Work to do: Determine how many lines contain the string "Learn" and reply with that number alone.

Dataset items:
● ● ●

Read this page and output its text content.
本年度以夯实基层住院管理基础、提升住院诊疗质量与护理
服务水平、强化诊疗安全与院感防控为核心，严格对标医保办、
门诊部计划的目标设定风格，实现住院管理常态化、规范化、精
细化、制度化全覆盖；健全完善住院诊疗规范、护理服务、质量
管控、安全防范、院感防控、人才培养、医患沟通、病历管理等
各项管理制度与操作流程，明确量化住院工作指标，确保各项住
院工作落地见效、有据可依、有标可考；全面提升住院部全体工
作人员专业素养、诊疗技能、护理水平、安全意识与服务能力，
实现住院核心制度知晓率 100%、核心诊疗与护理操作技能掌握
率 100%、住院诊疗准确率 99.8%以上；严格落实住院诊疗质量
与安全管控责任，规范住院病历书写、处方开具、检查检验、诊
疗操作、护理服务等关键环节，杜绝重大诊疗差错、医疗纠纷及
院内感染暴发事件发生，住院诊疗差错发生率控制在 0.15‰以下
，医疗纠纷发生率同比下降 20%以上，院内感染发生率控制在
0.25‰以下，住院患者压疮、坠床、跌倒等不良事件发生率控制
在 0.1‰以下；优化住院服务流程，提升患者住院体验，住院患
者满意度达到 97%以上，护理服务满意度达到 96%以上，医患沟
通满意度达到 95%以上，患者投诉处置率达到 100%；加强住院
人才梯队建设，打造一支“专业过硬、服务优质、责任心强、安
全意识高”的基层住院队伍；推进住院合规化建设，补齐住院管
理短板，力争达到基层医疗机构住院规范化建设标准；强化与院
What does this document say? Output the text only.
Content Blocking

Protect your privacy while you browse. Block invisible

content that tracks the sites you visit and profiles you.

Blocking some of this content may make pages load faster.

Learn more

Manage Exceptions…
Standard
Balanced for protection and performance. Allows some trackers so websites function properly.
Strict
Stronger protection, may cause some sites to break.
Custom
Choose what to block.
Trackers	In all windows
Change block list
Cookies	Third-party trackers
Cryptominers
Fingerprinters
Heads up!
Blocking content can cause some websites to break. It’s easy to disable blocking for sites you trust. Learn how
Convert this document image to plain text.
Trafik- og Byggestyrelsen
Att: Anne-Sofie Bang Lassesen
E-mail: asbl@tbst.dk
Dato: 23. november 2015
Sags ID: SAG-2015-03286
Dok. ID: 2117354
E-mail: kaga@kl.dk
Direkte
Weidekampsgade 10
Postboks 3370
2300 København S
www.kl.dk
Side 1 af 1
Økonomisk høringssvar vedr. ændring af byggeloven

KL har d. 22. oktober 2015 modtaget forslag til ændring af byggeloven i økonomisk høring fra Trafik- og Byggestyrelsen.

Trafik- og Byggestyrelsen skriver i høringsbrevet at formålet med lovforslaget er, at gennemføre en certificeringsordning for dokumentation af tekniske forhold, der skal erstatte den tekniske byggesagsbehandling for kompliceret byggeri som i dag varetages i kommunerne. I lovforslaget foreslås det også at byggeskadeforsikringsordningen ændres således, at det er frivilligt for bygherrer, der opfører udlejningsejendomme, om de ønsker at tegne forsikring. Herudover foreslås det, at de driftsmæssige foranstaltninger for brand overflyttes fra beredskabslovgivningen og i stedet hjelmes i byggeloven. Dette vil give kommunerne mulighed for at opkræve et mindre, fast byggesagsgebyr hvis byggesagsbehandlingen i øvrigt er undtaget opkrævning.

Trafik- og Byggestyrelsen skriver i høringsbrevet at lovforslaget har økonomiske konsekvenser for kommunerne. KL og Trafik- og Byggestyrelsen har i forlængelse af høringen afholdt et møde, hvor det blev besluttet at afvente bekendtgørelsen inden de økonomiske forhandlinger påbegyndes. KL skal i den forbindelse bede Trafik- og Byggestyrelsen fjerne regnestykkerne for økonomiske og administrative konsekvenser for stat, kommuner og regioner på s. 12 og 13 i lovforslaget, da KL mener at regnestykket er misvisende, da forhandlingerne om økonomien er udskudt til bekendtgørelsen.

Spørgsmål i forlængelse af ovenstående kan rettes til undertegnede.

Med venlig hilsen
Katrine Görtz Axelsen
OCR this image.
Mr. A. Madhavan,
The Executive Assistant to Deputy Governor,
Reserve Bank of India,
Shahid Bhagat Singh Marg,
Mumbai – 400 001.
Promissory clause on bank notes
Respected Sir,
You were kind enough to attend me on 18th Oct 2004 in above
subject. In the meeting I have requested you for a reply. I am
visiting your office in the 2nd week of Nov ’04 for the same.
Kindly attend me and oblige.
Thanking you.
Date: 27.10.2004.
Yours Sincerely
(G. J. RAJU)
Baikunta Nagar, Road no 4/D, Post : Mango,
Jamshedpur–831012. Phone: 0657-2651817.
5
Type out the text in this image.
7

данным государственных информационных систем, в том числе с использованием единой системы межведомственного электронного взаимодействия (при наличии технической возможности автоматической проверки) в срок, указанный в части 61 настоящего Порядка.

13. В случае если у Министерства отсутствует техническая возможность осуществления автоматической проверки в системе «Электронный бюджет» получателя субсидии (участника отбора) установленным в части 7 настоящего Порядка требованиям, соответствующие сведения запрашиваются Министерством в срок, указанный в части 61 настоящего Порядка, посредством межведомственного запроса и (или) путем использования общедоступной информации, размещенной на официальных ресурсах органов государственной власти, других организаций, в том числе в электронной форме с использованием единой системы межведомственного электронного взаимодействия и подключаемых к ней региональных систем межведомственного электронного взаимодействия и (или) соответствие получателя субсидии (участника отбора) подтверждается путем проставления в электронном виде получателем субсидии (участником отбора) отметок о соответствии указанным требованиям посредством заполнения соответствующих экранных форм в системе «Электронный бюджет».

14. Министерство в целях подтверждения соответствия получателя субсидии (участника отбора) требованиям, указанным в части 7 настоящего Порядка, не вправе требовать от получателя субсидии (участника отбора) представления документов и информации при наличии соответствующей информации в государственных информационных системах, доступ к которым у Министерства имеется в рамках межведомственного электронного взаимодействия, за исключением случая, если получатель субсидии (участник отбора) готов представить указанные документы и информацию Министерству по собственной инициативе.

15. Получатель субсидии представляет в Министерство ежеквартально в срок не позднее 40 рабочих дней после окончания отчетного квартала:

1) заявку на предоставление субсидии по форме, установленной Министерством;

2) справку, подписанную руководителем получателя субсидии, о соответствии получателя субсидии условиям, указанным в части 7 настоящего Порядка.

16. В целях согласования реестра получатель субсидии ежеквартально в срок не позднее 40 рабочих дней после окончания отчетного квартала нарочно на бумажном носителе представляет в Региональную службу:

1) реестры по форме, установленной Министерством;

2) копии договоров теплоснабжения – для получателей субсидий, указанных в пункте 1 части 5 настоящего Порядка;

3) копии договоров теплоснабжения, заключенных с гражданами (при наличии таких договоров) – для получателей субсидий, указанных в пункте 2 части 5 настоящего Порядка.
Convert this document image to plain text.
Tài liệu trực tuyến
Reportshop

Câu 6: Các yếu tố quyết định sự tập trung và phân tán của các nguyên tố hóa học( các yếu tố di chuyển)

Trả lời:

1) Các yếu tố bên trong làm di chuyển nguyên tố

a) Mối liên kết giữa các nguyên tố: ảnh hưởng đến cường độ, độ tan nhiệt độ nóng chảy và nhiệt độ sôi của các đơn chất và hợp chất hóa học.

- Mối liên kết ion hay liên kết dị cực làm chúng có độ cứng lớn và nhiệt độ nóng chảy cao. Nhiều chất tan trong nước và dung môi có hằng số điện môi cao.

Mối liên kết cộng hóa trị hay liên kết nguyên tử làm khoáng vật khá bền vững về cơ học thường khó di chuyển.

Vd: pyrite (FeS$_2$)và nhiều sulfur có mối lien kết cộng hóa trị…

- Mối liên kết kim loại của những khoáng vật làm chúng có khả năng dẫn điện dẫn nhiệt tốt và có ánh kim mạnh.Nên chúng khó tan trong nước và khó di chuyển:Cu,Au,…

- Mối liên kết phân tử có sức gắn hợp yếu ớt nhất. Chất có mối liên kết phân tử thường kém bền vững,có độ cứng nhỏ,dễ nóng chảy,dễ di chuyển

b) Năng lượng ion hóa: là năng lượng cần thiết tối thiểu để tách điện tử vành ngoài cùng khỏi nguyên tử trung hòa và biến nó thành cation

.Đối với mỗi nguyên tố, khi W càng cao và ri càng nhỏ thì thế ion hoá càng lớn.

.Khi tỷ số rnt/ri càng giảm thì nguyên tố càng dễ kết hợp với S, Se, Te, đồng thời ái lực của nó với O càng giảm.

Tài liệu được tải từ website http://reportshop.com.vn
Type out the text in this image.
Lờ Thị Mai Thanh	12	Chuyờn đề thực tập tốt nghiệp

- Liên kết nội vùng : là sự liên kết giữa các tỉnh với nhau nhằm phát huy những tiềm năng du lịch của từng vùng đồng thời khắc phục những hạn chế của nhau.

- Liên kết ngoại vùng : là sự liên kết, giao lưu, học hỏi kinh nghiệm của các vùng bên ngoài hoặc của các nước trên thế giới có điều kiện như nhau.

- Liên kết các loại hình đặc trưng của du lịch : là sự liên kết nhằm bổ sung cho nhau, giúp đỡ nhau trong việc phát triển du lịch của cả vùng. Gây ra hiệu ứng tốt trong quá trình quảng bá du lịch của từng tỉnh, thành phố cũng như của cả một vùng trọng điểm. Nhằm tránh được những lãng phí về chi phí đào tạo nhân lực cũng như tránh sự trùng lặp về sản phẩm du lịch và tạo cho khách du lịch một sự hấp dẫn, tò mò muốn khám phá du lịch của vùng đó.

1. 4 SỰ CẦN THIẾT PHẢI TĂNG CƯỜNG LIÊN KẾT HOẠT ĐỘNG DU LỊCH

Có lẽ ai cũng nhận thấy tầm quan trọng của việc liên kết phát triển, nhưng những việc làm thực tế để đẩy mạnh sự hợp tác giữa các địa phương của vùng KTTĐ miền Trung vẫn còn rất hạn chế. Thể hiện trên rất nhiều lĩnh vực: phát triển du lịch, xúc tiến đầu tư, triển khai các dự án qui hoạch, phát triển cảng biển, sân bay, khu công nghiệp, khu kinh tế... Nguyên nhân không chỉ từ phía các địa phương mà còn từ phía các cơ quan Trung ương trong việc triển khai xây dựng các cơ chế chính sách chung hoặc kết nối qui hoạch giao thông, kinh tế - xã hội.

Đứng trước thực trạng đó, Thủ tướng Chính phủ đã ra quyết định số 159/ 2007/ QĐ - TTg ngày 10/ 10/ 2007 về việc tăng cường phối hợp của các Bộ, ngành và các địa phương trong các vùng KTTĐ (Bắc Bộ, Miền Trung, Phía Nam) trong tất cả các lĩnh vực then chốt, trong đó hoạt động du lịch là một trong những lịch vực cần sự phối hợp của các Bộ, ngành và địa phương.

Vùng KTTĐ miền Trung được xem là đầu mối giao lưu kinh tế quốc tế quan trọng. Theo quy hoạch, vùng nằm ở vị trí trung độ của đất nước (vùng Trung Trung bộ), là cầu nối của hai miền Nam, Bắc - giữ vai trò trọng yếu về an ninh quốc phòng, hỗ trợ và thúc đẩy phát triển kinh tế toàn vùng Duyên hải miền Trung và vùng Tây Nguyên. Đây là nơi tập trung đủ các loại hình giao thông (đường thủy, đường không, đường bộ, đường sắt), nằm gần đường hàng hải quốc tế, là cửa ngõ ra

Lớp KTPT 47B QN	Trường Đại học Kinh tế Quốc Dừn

● ● ●

Worked answer: 2